EXERCISE PROMPT: Of all the lines in the material, how many contain the word "BROCKENHURST"? State the number alone.

_ _ _ _ _ _ _

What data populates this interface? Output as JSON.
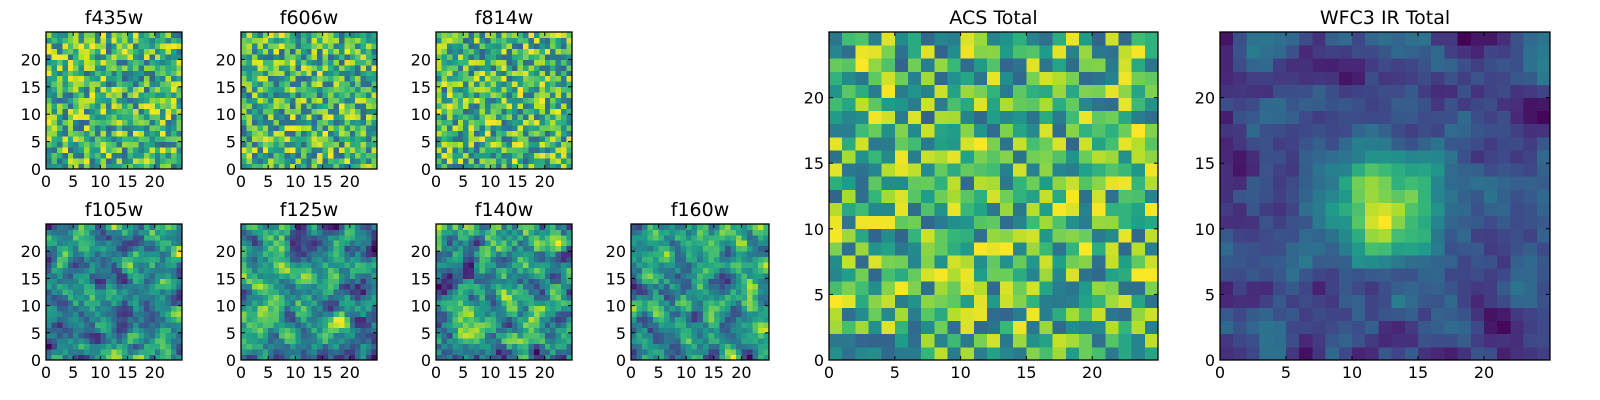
{
  "chart_data": [
    {
      "type": "heatmap",
      "title": "f435w",
      "xticks": [
        0,
        5,
        10,
        15,
        20
      ],
      "yticks": [
        0,
        5,
        10,
        15,
        20
      ],
      "xlim": [
        0,
        25
      ],
      "ylim": [
        0,
        25
      ],
      "grid": 25,
      "colormap": "viridis",
      "pattern": "noise",
      "smooth": 1,
      "seed": 11
    },
    {
      "type": "heatmap",
      "title": "f606w",
      "xticks": [
        0,
        5,
        10,
        15,
        20
      ],
      "yticks": [
        0,
        5,
        10,
        15,
        20
      ],
      "xlim": [
        0,
        25
      ],
      "ylim": [
        0,
        25
      ],
      "grid": 25,
      "colormap": "viridis",
      "pattern": "noise",
      "smooth": 1,
      "seed": 23
    },
    {
      "type": "heatmap",
      "title": "f814w",
      "xticks": [
        0,
        5,
        10,
        15,
        20
      ],
      "yticks": [
        0,
        5,
        10,
        15,
        20
      ],
      "xlim": [
        0,
        25
      ],
      "ylim": [
        0,
        25
      ],
      "grid": 25,
      "colormap": "viridis",
      "pattern": "noise",
      "smooth": 1,
      "seed": 37
    },
    {
      "type": "heatmap",
      "title": "f105w",
      "xticks": [
        0,
        5,
        10,
        15,
        20
      ],
      "yticks": [
        0,
        5,
        10,
        15,
        20
      ],
      "xlim": [
        0,
        25
      ],
      "ylim": [
        0,
        25
      ],
      "grid": 25,
      "colormap": "viridis",
      "pattern": "smooth-noise",
      "smooth": 2,
      "seed": 41
    },
    {
      "type": "heatmap",
      "title": "f125w",
      "xticks": [
        0,
        5,
        10,
        15,
        20
      ],
      "yticks": [
        0,
        5,
        10,
        15,
        20
      ],
      "xlim": [
        0,
        25
      ],
      "ylim": [
        0,
        25
      ],
      "grid": 25,
      "colormap": "viridis",
      "pattern": "smooth-noise",
      "smooth": 2,
      "seed": 53
    },
    {
      "type": "heatmap",
      "title": "f140w",
      "xticks": [
        0,
        5,
        10,
        15,
        20
      ],
      "yticks": [
        0,
        5,
        10,
        15,
        20
      ],
      "xlim": [
        0,
        25
      ],
      "ylim": [
        0,
        25
      ],
      "grid": 25,
      "colormap": "viridis",
      "pattern": "smooth-noise",
      "smooth": 2,
      "seed": 67
    },
    {
      "type": "heatmap",
      "title": "f160w",
      "xticks": [
        0,
        5,
        10,
        15,
        20
      ],
      "yticks": [
        0,
        5,
        10,
        15,
        20
      ],
      "xlim": [
        0,
        25
      ],
      "ylim": [
        0,
        25
      ],
      "grid": 25,
      "colormap": "viridis",
      "pattern": "smooth-noise",
      "smooth": 2,
      "seed": 79
    },
    {
      "type": "heatmap",
      "title": "ACS Total",
      "xticks": [
        0,
        5,
        10,
        15,
        20
      ],
      "yticks": [
        0,
        5,
        10,
        15,
        20
      ],
      "xlim": [
        0,
        25
      ],
      "ylim": [
        0,
        25
      ],
      "grid": 25,
      "colormap": "viridis",
      "pattern": "noise",
      "smooth": 1,
      "seed": 97
    },
    {
      "type": "heatmap",
      "title": "WFC3 IR Total",
      "xticks": [
        0,
        5,
        10,
        15,
        20
      ],
      "yticks": [
        0,
        5,
        10,
        15,
        20
      ],
      "xlim": [
        0,
        25
      ],
      "ylim": [
        0,
        25
      ],
      "grid": 25,
      "colormap": "viridis",
      "pattern": "blob",
      "smooth": 2,
      "seed": 113
    }
  ]
}
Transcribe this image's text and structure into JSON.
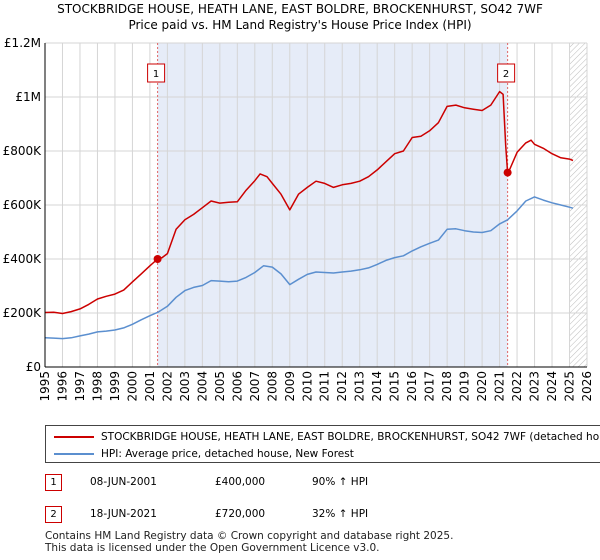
{
  "chart_data": {
    "type": "line",
    "title": "STOCKBRIDGE HOUSE, HEATH LANE, EAST BOLDRE, BROCKENHURST, SO42 7WF",
    "subtitle": "Price paid vs. HM Land Registry's House Price Index (HPI)",
    "xlabel": "",
    "ylabel": "",
    "xlim": [
      1995,
      2026
    ],
    "ylim": [
      0,
      1200000
    ],
    "x_ticks": [
      1995,
      1996,
      1997,
      1998,
      1999,
      2000,
      2001,
      2002,
      2003,
      2004,
      2005,
      2006,
      2007,
      2008,
      2009,
      2010,
      2011,
      2012,
      2013,
      2014,
      2015,
      2016,
      2017,
      2018,
      2019,
      2020,
      2021,
      2022,
      2023,
      2024,
      2025,
      2026
    ],
    "y_ticks": [
      {
        "value": 0,
        "label": "£0"
      },
      {
        "value": 200000,
        "label": "£200K"
      },
      {
        "value": 400000,
        "label": "£400K"
      },
      {
        "value": 600000,
        "label": "£600K"
      },
      {
        "value": 800000,
        "label": "£800K"
      },
      {
        "value": 1000000,
        "label": "£1M"
      },
      {
        "value": 1200000,
        "label": "£1.2M"
      }
    ],
    "grid": true,
    "ownership_shade": [
      2001.44,
      2021.46
    ],
    "future_hatch_from": 2025.0,
    "series": [
      {
        "name": "STOCKBRIDGE HOUSE, HEATH LANE, EAST BOLDRE, BROCKENHURST, SO42 7WF (detached ho",
        "color": "#cc0000",
        "points": [
          [
            1995.0,
            202000
          ],
          [
            1995.5,
            203000
          ],
          [
            1996.0,
            198000
          ],
          [
            1996.5,
            205000
          ],
          [
            1997.0,
            215000
          ],
          [
            1997.5,
            232000
          ],
          [
            1998.0,
            252000
          ],
          [
            1998.5,
            262000
          ],
          [
            1999.0,
            270000
          ],
          [
            1999.5,
            285000
          ],
          [
            2000.0,
            315000
          ],
          [
            2000.5,
            345000
          ],
          [
            2001.0,
            375000
          ],
          [
            2001.44,
            400000
          ],
          [
            2001.7,
            405000
          ],
          [
            2002.0,
            420000
          ],
          [
            2002.5,
            510000
          ],
          [
            2003.0,
            545000
          ],
          [
            2003.5,
            565000
          ],
          [
            2004.0,
            590000
          ],
          [
            2004.5,
            615000
          ],
          [
            2005.0,
            607000
          ],
          [
            2005.5,
            610000
          ],
          [
            2006.0,
            612000
          ],
          [
            2006.5,
            655000
          ],
          [
            2007.0,
            690000
          ],
          [
            2007.3,
            715000
          ],
          [
            2007.7,
            705000
          ],
          [
            2008.0,
            680000
          ],
          [
            2008.5,
            640000
          ],
          [
            2009.0,
            582000
          ],
          [
            2009.5,
            640000
          ],
          [
            2010.0,
            665000
          ],
          [
            2010.5,
            688000
          ],
          [
            2011.0,
            680000
          ],
          [
            2011.5,
            665000
          ],
          [
            2012.0,
            675000
          ],
          [
            2012.5,
            680000
          ],
          [
            2013.0,
            688000
          ],
          [
            2013.5,
            705000
          ],
          [
            2014.0,
            730000
          ],
          [
            2014.5,
            760000
          ],
          [
            2015.0,
            790000
          ],
          [
            2015.5,
            800000
          ],
          [
            2016.0,
            850000
          ],
          [
            2016.5,
            855000
          ],
          [
            2017.0,
            875000
          ],
          [
            2017.5,
            905000
          ],
          [
            2018.0,
            965000
          ],
          [
            2018.5,
            970000
          ],
          [
            2019.0,
            960000
          ],
          [
            2019.5,
            955000
          ],
          [
            2020.0,
            950000
          ],
          [
            2020.5,
            970000
          ],
          [
            2021.0,
            1020000
          ],
          [
            2021.2,
            1010000
          ],
          [
            2021.35,
            820000
          ],
          [
            2021.46,
            720000
          ],
          [
            2021.6,
            735000
          ],
          [
            2022.0,
            795000
          ],
          [
            2022.5,
            830000
          ],
          [
            2022.8,
            840000
          ],
          [
            2023.0,
            825000
          ],
          [
            2023.5,
            810000
          ],
          [
            2024.0,
            790000
          ],
          [
            2024.5,
            775000
          ],
          [
            2025.0,
            770000
          ],
          [
            2025.2,
            765000
          ]
        ]
      },
      {
        "name": "HPI: Average price, detached house, New Forest",
        "color": "#5b8fcf",
        "points": [
          [
            1995.0,
            108000
          ],
          [
            1995.5,
            107000
          ],
          [
            1996.0,
            105000
          ],
          [
            1996.5,
            108000
          ],
          [
            1997.0,
            115000
          ],
          [
            1997.5,
            122000
          ],
          [
            1998.0,
            130000
          ],
          [
            1998.5,
            133000
          ],
          [
            1999.0,
            137000
          ],
          [
            1999.5,
            145000
          ],
          [
            2000.0,
            158000
          ],
          [
            2000.5,
            175000
          ],
          [
            2001.0,
            190000
          ],
          [
            2001.5,
            204000
          ],
          [
            2002.0,
            225000
          ],
          [
            2002.5,
            258000
          ],
          [
            2003.0,
            283000
          ],
          [
            2003.5,
            295000
          ],
          [
            2004.0,
            302000
          ],
          [
            2004.5,
            320000
          ],
          [
            2005.0,
            318000
          ],
          [
            2005.5,
            316000
          ],
          [
            2006.0,
            318000
          ],
          [
            2006.5,
            332000
          ],
          [
            2007.0,
            350000
          ],
          [
            2007.5,
            375000
          ],
          [
            2008.0,
            370000
          ],
          [
            2008.5,
            345000
          ],
          [
            2009.0,
            305000
          ],
          [
            2009.5,
            325000
          ],
          [
            2010.0,
            343000
          ],
          [
            2010.5,
            352000
          ],
          [
            2011.0,
            350000
          ],
          [
            2011.5,
            348000
          ],
          [
            2012.0,
            352000
          ],
          [
            2012.5,
            355000
          ],
          [
            2013.0,
            360000
          ],
          [
            2013.5,
            367000
          ],
          [
            2014.0,
            380000
          ],
          [
            2014.5,
            395000
          ],
          [
            2015.0,
            405000
          ],
          [
            2015.5,
            412000
          ],
          [
            2016.0,
            430000
          ],
          [
            2016.5,
            445000
          ],
          [
            2017.0,
            458000
          ],
          [
            2017.5,
            470000
          ],
          [
            2018.0,
            510000
          ],
          [
            2018.5,
            512000
          ],
          [
            2019.0,
            505000
          ],
          [
            2019.5,
            500000
          ],
          [
            2020.0,
            498000
          ],
          [
            2020.5,
            505000
          ],
          [
            2021.0,
            530000
          ],
          [
            2021.46,
            545000
          ],
          [
            2022.0,
            578000
          ],
          [
            2022.5,
            615000
          ],
          [
            2023.0,
            630000
          ],
          [
            2023.5,
            618000
          ],
          [
            2024.0,
            608000
          ],
          [
            2024.5,
            600000
          ],
          [
            2025.0,
            592000
          ],
          [
            2025.2,
            588000
          ]
        ]
      }
    ],
    "annotations": [
      {
        "label": "1",
        "x": 2001.44,
        "y": 400000
      },
      {
        "label": "2",
        "x": 2021.46,
        "y": 720000
      }
    ]
  },
  "sales": [
    {
      "num": "1",
      "date": "08-JUN-2001",
      "price": "£400,000",
      "hpi": "90% ↑ HPI"
    },
    {
      "num": "2",
      "date": "18-JUN-2021",
      "price": "£720,000",
      "hpi": "32% ↑ HPI"
    }
  ],
  "footer": {
    "line1": "Contains HM Land Registry data © Crown copyright and database right 2025.",
    "line2": "This data is licensed under the Open Government Licence v3.0."
  }
}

_ _ _ _ _ _ _

ANSWER TO THIS PROBLEM: 2